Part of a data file
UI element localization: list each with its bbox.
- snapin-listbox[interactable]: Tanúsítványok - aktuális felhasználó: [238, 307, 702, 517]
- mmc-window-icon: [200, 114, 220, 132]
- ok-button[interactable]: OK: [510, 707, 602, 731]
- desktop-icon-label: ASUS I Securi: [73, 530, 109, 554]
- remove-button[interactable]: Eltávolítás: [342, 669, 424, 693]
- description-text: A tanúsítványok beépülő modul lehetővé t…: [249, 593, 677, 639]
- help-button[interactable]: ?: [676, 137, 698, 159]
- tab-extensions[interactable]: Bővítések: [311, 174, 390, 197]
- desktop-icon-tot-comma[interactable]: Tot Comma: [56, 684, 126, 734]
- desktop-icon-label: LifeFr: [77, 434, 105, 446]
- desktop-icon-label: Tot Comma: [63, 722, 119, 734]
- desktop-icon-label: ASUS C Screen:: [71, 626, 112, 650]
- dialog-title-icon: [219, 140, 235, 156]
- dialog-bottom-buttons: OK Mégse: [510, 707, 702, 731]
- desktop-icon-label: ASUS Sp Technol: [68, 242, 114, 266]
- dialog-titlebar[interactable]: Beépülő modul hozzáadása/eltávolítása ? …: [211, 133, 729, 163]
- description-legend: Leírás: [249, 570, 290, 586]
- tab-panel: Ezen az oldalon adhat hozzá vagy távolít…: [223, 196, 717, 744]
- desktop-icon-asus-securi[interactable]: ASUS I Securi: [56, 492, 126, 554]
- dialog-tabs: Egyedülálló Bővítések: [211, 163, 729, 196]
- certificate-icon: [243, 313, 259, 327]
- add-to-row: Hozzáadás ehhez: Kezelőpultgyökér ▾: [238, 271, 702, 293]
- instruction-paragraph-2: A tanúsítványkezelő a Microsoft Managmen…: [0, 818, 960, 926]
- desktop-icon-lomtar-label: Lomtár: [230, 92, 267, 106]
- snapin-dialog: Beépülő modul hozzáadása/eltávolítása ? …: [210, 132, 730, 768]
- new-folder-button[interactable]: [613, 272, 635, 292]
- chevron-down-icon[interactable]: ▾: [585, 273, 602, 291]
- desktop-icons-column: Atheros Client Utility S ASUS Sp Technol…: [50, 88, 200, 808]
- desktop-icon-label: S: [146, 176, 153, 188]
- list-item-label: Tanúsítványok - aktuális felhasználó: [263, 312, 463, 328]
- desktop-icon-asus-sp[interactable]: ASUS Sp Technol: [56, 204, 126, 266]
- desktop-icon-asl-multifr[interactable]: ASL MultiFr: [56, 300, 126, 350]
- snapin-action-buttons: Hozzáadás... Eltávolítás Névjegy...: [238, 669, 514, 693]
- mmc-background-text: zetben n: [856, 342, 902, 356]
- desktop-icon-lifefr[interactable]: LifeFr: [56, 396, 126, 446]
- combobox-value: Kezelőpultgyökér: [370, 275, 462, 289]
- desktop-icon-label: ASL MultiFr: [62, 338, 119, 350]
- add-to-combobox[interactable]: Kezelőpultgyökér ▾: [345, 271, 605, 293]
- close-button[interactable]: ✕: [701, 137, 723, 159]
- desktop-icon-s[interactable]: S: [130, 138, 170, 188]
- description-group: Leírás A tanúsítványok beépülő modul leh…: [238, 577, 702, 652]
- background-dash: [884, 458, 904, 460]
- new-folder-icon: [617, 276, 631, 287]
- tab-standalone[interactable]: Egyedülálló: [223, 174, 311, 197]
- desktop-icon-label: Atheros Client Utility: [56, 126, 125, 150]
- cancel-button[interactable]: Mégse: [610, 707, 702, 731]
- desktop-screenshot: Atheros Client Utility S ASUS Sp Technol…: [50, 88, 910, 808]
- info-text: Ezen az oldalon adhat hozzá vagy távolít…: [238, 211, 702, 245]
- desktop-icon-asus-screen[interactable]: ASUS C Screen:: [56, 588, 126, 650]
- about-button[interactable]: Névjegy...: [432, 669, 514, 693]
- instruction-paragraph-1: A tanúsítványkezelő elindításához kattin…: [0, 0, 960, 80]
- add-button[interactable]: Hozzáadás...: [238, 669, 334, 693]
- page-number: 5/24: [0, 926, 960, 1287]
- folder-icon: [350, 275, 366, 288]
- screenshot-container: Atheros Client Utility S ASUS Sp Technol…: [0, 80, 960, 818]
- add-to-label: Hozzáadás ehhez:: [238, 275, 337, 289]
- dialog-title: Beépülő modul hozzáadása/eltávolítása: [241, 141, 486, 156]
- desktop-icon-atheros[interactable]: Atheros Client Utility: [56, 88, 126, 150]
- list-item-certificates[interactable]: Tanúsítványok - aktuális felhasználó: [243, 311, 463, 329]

**Stated task**
Format every line of the rows above as a JSON list of strings, one string per line, with blank lines left out.

**Finished task**
[
  "UI element localization: list each with its bbox.",
  "- snapin-listbox[interactable]: Tanúsítványok - aktuális felhasználó: [238, 307, 702, 517]",
  "- mmc-window-icon: [200, 114, 220, 132]",
  "- ok-button[interactable]: OK: [510, 707, 602, 731]",
  "- desktop-icon-label: ASUS I Securi: [73, 530, 109, 554]",
  "- remove-button[interactable]: Eltávolítás: [342, 669, 424, 693]",
  "- description-text: A tanúsítványok beépülő modul lehetővé t…: [249, 593, 677, 639]",
  "- help-button[interactable]: ?: [676, 137, 698, 159]",
  "- tab-extensions[interactable]: Bővítések: [311, 174, 390, 197]",
  "- desktop-icon-tot-comma[interactable]: Tot Comma: [56, 684, 126, 734]",
  "- desktop-icon-label: LifeFr: [77, 434, 105, 446]",
  "- desktop-icon-label: Tot Comma: [63, 722, 119, 734]",
  "- desktop-icon-label: ASUS C Screen:: [71, 626, 112, 650]",
  "- dialog-title-icon: [219, 140, 235, 156]",
  "- dialog-bottom-buttons: OK Mégse: [510, 707, 702, 731]",
  "- desktop-icon-label: ASUS Sp Technol: [68, 242, 114, 266]",
  "- dialog-titlebar[interactable]: Beépülő modul hozzáadása/eltávolítása ? …: [211, 133, 729, 163]",
  "- description-legend: Leírás: [249, 570, 290, 586]",
  "- tab-panel: Ezen az oldalon adhat hozzá vagy távolít…: [223, 196, 717, 744]",
  "- desktop-icon-asus-securi[interactable]: ASUS I Securi: [56, 492, 126, 554]",
  "- dialog-tabs: Egyedülálló Bővítések: [211, 163, 729, 196]",
  "- certificate-icon: [243, 313, 259, 327]",
  "- add-to-row: Hozzáadás ehhez: Kezelőpultgyökér ▾: [238, 271, 702, 293]",
  "- instruction-paragraph-2: A tanúsítványkezelő a Microsoft Managmen…: [0, 818, 960, 926]",
  "- desktop-icon-lomtar-label: Lomtár: [230, 92, 267, 106]",
  "- snapin-dialog: Beépülő modul hozzáadása/eltávolítása ? …: [210, 132, 730, 768]",
  "- new-folder-button[interactable]: [613, 272, 635, 292]",
  "- chevron-down-icon[interactable]: ▾: [585, 273, 602, 291]",
  "- desktop-icons-column: Atheros Client Utility S ASUS Sp Technol…: [50, 88, 200, 808]",
  "- desktop-icon-label: S: [146, 176, 153, 188]",
  "- list-item-label: Tanúsítványok - aktuális felhasználó: [263, 312, 463, 328]",
  "- desktop-icon-asus-sp[interactable]: ASUS Sp Technol: [56, 204, 126, 266]",
  "- desktop-icon-asl-multifr[interactable]: ASL MultiFr: [56, 300, 126, 350]",
  "- snapin-action-buttons: Hozzáadás... Eltávolítás Névjegy...: [238, 669, 514, 693]",
  "- mmc-background-text: zetben n: [856, 342, 902, 356]",
  "- desktop-icon-lifefr[interactable]: LifeFr: [56, 396, 126, 446]",
  "- combobox-value: Kezelőpultgyökér: [370, 275, 462, 289]",
  "- desktop-icon-label: ASL MultiFr: [62, 338, 119, 350]",
  "- add-to-combobox[interactable]: Kezelőpultgyökér ▾: [345, 271, 605, 293]",
  "- close-button[interactable]: ✕: [701, 137, 723, 159]",
  "- desktop-icon-s[interactable]: S: [130, 138, 170, 188]",
  "- description-group: Leírás A tanúsítványok beépülő modul leh…: [238, 577, 702, 652]",
  "- background-dash: [884, 458, 904, 460]",
  "- new-folder-icon: [617, 276, 631, 287]",
  "- tab-standalone[interactable]: Egyedülálló: [223, 174, 311, 197]",
  "- desktop-icon-label: Atheros Client Utility: [56, 126, 125, 150]",
  "- cancel-button[interactable]: Mégse: [610, 707, 702, 731]",
  "- desktop-screenshot: Atheros Client Utility S ASUS Sp Technol…: [50, 88, 910, 808]",
  "- info-text: Ezen az oldalon adhat hozzá vagy távolít…: [238, 211, 702, 245]",
  "- desktop-icon-asus-screen[interactable]: ASUS C Screen:: [56, 588, 126, 650]",
  "- about-button[interactable]: Névjegy...: [432, 669, 514, 693]",
  "- instruction-paragraph-1: A tanúsítványkezelő elindításához kattin…: [0, 0, 960, 80]",
  "- add-button[interactable]: Hozzáadás...: [238, 669, 334, 693]",
  "- page-number: 5/24: [0, 926, 960, 1287]",
  "- folder-icon: [350, 275, 366, 288]",
  "- screenshot-container: Atheros Client Utility S ASUS Sp Technol…: [0, 80, 960, 818]",
  "- add-to-label: Hozzáadás ehhez:: [238, 275, 337, 289]",
  "- dialog-title: Beépülő modul hozzáadása/eltávolítása: [241, 141, 486, 156]",
  "- desktop-icon-atheros[interactable]: Atheros Client Utility: [56, 88, 126, 150]",
  "- list-item-certificates[interactable]: Tanúsítványok - aktuális felhasználó: [243, 311, 463, 329]"
]